INFORMATION SUPPLIED =>
>>>>>
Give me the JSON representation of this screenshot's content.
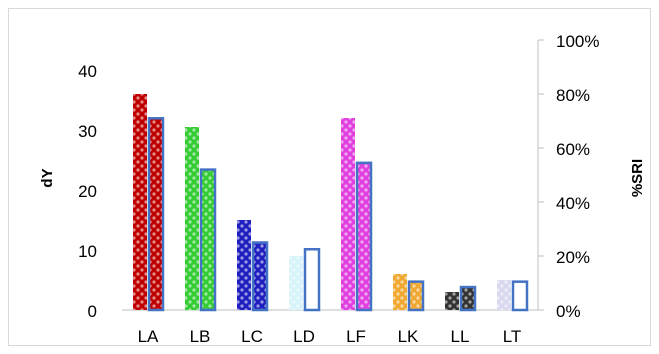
{
  "chart_data": {
    "type": "bar",
    "categories": [
      "LA",
      "LB",
      "LC",
      "LD",
      "LF",
      "LK",
      "LL",
      "LT"
    ],
    "series": [
      {
        "axis": "left",
        "values": [
          36,
          30.5,
          15,
          9,
          32,
          6,
          3,
          5
        ],
        "colors": [
          "#c00000",
          "#33cc33",
          "#1f1fbf",
          "#d6f3fa",
          "#e040e0",
          "#f0a830",
          "#333333",
          "#d8d8f0"
        ]
      },
      {
        "axis": "right",
        "values": [
          71,
          52,
          25,
          22.5,
          54.5,
          10.5,
          8.5,
          10.5
        ],
        "colors": [
          "#c00000",
          "#33cc33",
          "#1f1fbf",
          "#ffffff",
          "#e040e0",
          "#f0a830",
          "#333333",
          "#ffffff"
        ],
        "outline": "#4472c4"
      }
    ],
    "y_left": {
      "label": "dY",
      "range": [
        0,
        45
      ],
      "ticks": [
        "0",
        "10",
        "20",
        "30",
        "40"
      ]
    },
    "y_right": {
      "label": "%SRI",
      "range": [
        0,
        100
      ],
      "ticks": [
        "0%",
        "20%",
        "40%",
        "60%",
        "80%",
        "100%"
      ]
    },
    "grid": false,
    "legend": "none"
  }
}
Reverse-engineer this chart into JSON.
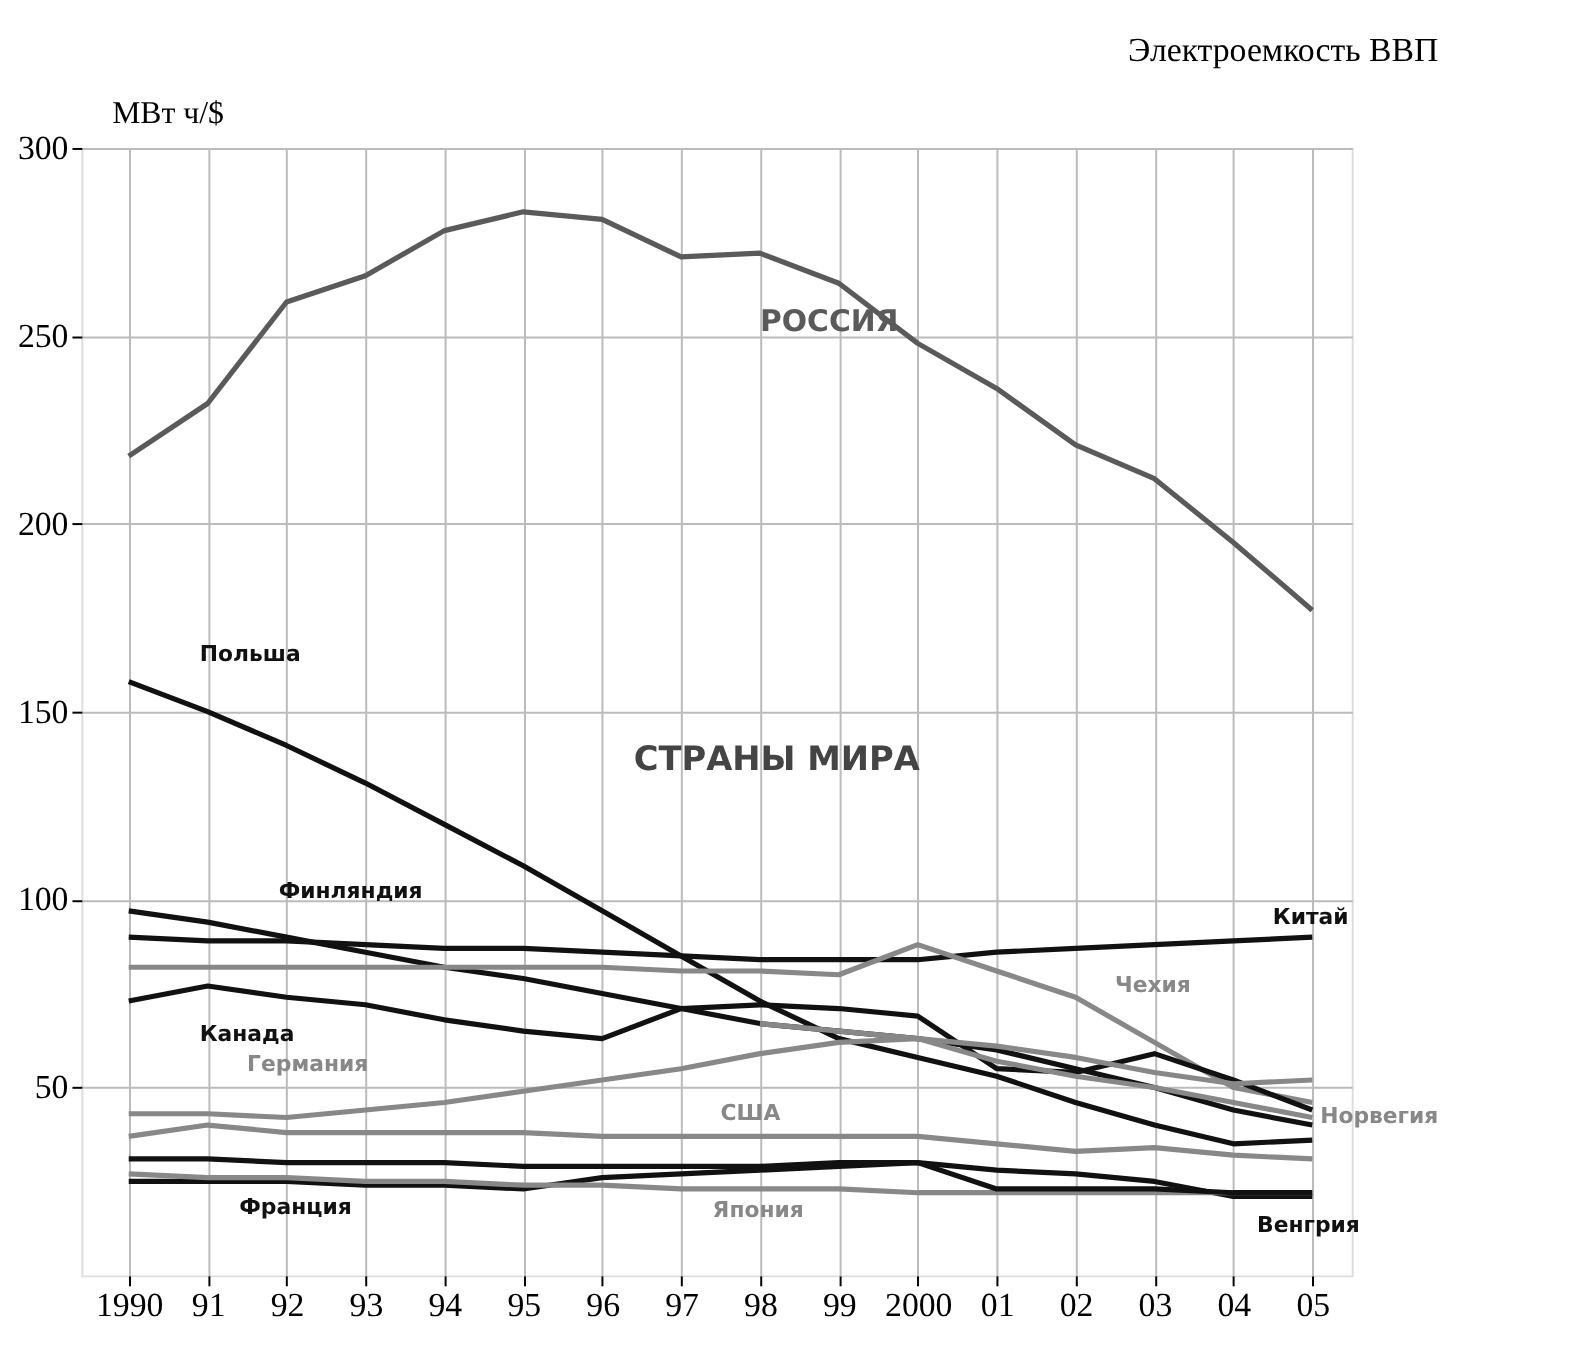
{
  "chart_data": {
    "type": "line",
    "title": "Электроемкость ВВП",
    "ylabel": "МВт ч/$",
    "x": [
      1990,
      1991,
      1992,
      1993,
      1994,
      1995,
      1996,
      1997,
      1998,
      1999,
      2000,
      2001,
      2002,
      2003,
      2004,
      2005
    ],
    "xlim": [
      1989.4,
      2005.5
    ],
    "xticks": [
      {
        "value": 1990,
        "label": "1990"
      },
      {
        "value": 1991,
        "label": "91"
      },
      {
        "value": 1992,
        "label": "92"
      },
      {
        "value": 1993,
        "label": "93"
      },
      {
        "value": 1994,
        "label": "94"
      },
      {
        "value": 1995,
        "label": "95"
      },
      {
        "value": 1996,
        "label": "96"
      },
      {
        "value": 1997,
        "label": "97"
      },
      {
        "value": 1998,
        "label": "98"
      },
      {
        "value": 1999,
        "label": "99"
      },
      {
        "value": 2000,
        "label": "2000"
      },
      {
        "value": 2001,
        "label": "01"
      },
      {
        "value": 2002,
        "label": "02"
      },
      {
        "value": 2003,
        "label": "03"
      },
      {
        "value": 2004,
        "label": "04"
      },
      {
        "value": 2005,
        "label": "05"
      }
    ],
    "ylim": [
      0,
      300
    ],
    "yticks": [
      50,
      100,
      150,
      200,
      250,
      300
    ],
    "grid": true,
    "marker": "none",
    "line_style": "solid",
    "annotations": [
      "СТРАНЫ МИРА"
    ],
    "series": [
      {
        "name": "РОССИЯ",
        "color": "#5a5a5a",
        "values": [
          218,
          232,
          259,
          266,
          278,
          283,
          281,
          271,
          272,
          264,
          248,
          236,
          221,
          212,
          195,
          177
        ]
      },
      {
        "name": "Польша",
        "color": "#111111",
        "values": [
          158,
          150,
          141,
          131,
          120,
          109,
          97,
          85,
          73,
          63,
          58,
          53,
          46,
          40,
          35,
          36
        ]
      },
      {
        "name": "Финляндия",
        "color": "#111111",
        "values": [
          97,
          94,
          90,
          86,
          82,
          79,
          75,
          71,
          67,
          65,
          63,
          60,
          55,
          50,
          44,
          40
        ]
      },
      {
        "name": "Китай",
        "color": "#111111",
        "values": [
          90,
          89,
          89,
          88,
          87,
          87,
          86,
          85,
          84,
          84,
          84,
          86,
          87,
          88,
          89,
          90
        ]
      },
      {
        "name": "Чехия",
        "color": "#888888",
        "values": [
          82,
          82,
          82,
          82,
          82,
          82,
          82,
          81,
          81,
          80,
          88,
          81,
          74,
          62,
          50,
          46
        ]
      },
      {
        "name": "Канада",
        "color": "#111111",
        "values": [
          73,
          77,
          74,
          72,
          68,
          65,
          63,
          71,
          72,
          71,
          69,
          55,
          54,
          59,
          52,
          44
        ]
      },
      {
        "name": "Германия",
        "color": "#888888",
        "values": [
          43,
          43,
          42,
          44,
          46,
          49,
          52,
          55,
          59,
          62,
          63,
          61,
          58,
          54,
          51,
          52
        ]
      },
      {
        "name": "Норвегия",
        "color": "#888888",
        "x": [
          1998,
          1999,
          2000,
          2001,
          2002,
          2003,
          2004,
          2005
        ],
        "values": [
          67,
          65,
          63,
          57,
          53,
          50,
          46,
          42
        ]
      },
      {
        "name": "США",
        "color": "#888888",
        "values": [
          37,
          40,
          38,
          38,
          38,
          38,
          37,
          37,
          37,
          37,
          37,
          35,
          33,
          34,
          32,
          31
        ]
      },
      {
        "name": "Франция",
        "color": "#111111",
        "values": [
          25,
          25,
          25,
          24,
          24,
          23,
          26,
          27,
          28,
          29,
          30,
          28,
          27,
          25,
          21,
          21
        ]
      },
      {
        "name": "Япония",
        "color": "#888888",
        "values": [
          27,
          26,
          26,
          25,
          25,
          24,
          24,
          23,
          23,
          23,
          22,
          22,
          22,
          22,
          22,
          22
        ]
      },
      {
        "name": "Венгрия",
        "color": "#111111",
        "values": [
          31,
          31,
          30,
          30,
          30,
          29,
          29,
          29,
          29,
          30,
          30,
          23,
          23,
          23,
          22,
          22
        ]
      }
    ]
  }
}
<<<<<
WORK INSTRUCTIONS => Within the listing above, copy each line that has the string "JSON".

CORRECT ANSWER =>
Give me the JSON representation of this screenshot's content.
Reverse-engineer this chart into JSON.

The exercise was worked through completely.